Given exercise
Copy every line of the records below that holds the word "TNNL".

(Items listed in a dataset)
───

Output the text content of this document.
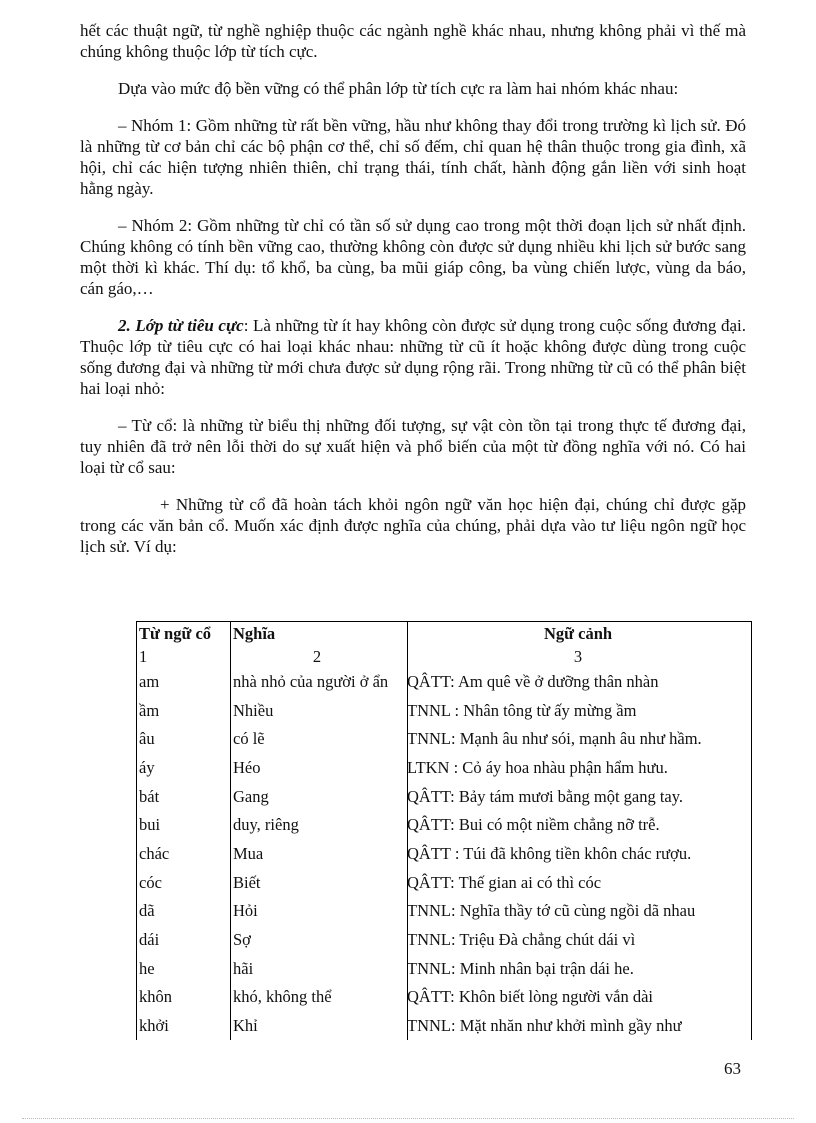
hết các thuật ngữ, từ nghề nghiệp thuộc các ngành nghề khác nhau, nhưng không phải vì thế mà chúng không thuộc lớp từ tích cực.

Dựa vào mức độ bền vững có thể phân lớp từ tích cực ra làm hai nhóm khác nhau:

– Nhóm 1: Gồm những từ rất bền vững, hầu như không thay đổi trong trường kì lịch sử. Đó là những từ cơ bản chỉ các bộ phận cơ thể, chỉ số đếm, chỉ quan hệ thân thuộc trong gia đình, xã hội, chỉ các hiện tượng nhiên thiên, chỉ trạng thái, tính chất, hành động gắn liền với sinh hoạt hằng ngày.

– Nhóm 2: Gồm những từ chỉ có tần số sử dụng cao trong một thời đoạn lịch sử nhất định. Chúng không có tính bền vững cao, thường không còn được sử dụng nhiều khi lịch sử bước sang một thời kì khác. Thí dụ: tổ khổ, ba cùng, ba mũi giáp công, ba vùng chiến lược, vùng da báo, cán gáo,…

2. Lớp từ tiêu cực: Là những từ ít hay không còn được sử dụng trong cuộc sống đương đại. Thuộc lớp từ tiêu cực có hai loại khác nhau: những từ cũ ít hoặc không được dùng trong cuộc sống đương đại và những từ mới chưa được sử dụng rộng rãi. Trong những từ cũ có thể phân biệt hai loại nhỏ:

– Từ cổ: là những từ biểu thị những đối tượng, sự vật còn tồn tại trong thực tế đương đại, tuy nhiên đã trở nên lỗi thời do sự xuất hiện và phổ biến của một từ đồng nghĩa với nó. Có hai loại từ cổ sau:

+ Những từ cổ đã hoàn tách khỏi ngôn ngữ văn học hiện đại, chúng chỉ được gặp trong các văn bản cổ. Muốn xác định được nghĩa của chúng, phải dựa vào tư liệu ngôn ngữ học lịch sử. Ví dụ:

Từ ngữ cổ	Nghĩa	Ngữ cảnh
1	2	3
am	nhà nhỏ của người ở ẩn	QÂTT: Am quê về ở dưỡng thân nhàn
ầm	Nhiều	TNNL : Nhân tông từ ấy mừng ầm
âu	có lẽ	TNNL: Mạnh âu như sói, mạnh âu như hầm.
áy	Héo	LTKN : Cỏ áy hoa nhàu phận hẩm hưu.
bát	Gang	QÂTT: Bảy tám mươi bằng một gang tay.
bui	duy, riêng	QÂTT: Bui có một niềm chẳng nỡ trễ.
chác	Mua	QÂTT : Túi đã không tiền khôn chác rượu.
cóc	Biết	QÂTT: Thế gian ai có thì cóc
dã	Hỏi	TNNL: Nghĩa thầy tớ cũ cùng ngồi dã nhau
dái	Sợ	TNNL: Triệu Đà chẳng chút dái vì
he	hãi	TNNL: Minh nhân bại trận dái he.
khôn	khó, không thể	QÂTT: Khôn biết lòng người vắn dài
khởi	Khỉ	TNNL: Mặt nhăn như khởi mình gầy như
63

───

Finished exercise
ầm	Nhiều	TNNL : Nhân tông từ ấy mừng ầm
âu	có lẽ	TNNL: Mạnh âu như sói, mạnh âu như hầm.
dã	Hỏi	TNNL: Nghĩa thầy tớ cũ cùng ngồi dã nhau
dái	Sợ	TNNL: Triệu Đà chẳng chút dái vì
he	hãi	TNNL: Minh nhân bại trận dái he.
khởi	Khỉ	TNNL: Mặt nhăn như khởi mình gầy như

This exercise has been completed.